# start of RECORDS TO USE
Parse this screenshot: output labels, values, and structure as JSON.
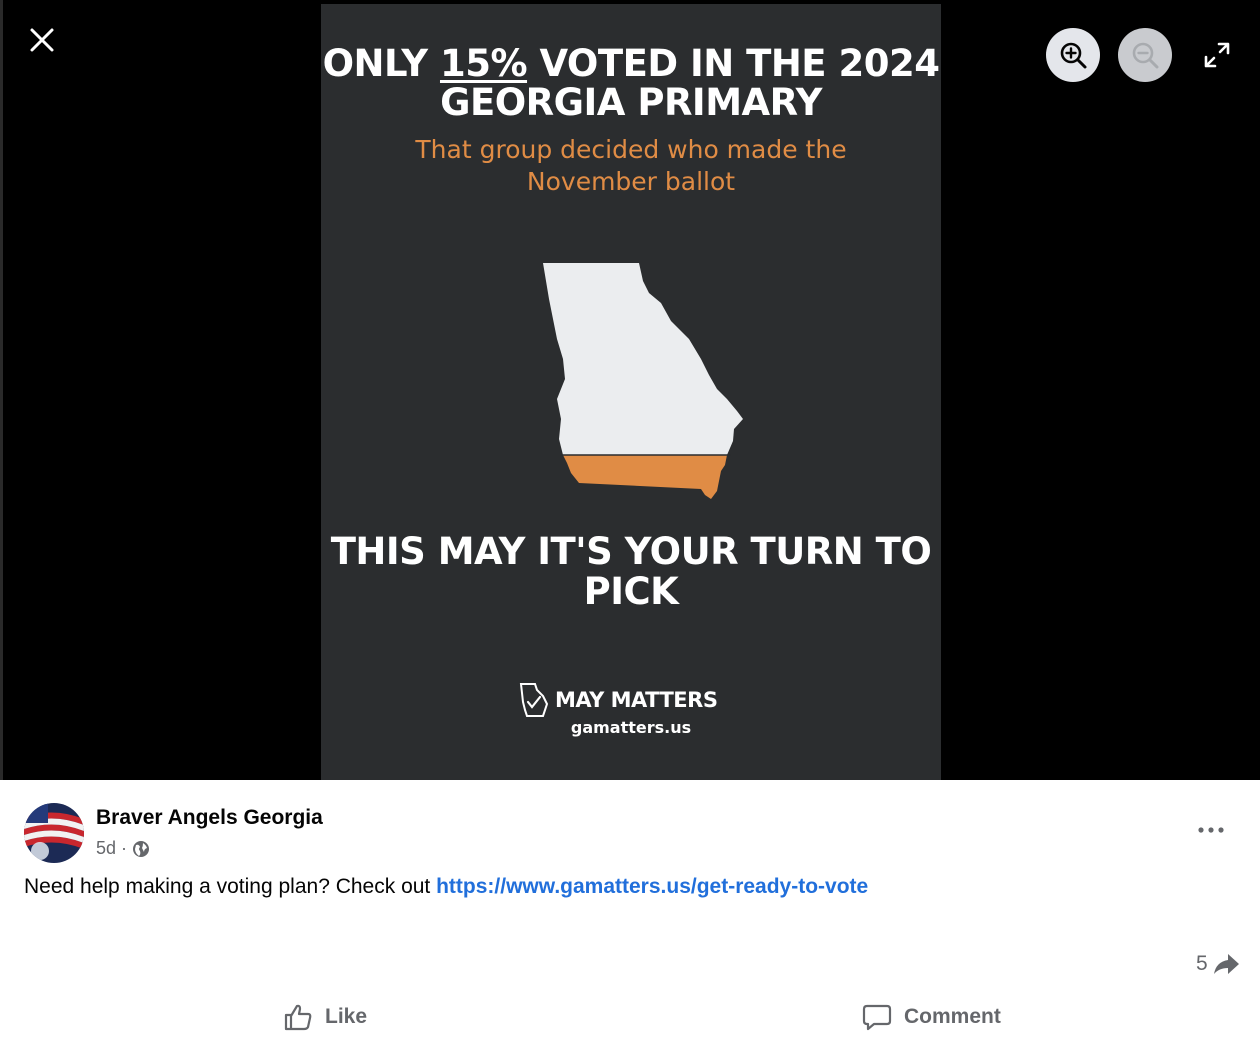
{
  "viewer": {
    "controls": {
      "close_icon": "close-icon",
      "zoom_in_icon": "zoom-in-icon",
      "zoom_out_icon": "zoom-out-icon",
      "fullscreen_icon": "expand-icon"
    },
    "poster": {
      "headline_prefix": "ONLY",
      "headline_pct": "15%",
      "headline_rest": "VOTED IN THE 2024 GEORGIA PRIMARY",
      "subhead": "That group decided who made the November ballot",
      "cta": "THIS MAY IT'S YOUR TURN TO PICK",
      "brand": "MAY MATTERS",
      "url": "gamatters.us",
      "colors": {
        "background": "#2b2d2f",
        "accent": "#e08c45",
        "map": "#ebedef"
      }
    }
  },
  "post": {
    "author": "Braver Angels Georgia",
    "time": "5d",
    "separator": "·",
    "audience_icon": "globe-icon",
    "text": "Need help making a voting plan? Check out ",
    "link": "https://www.gamatters.us/get-ready-to-vote",
    "share_count": "5",
    "actions": {
      "like": "Like",
      "comment": "Comment"
    },
    "colors": {
      "link": "#216fdb",
      "secondary_text": "#65676b"
    }
  }
}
# end of RECORDS TO USE
§ SET PROBLEM
Say how many lines in the entries contain the string "icon", and say nothing else.

§ COMPLETED EXERCISE
5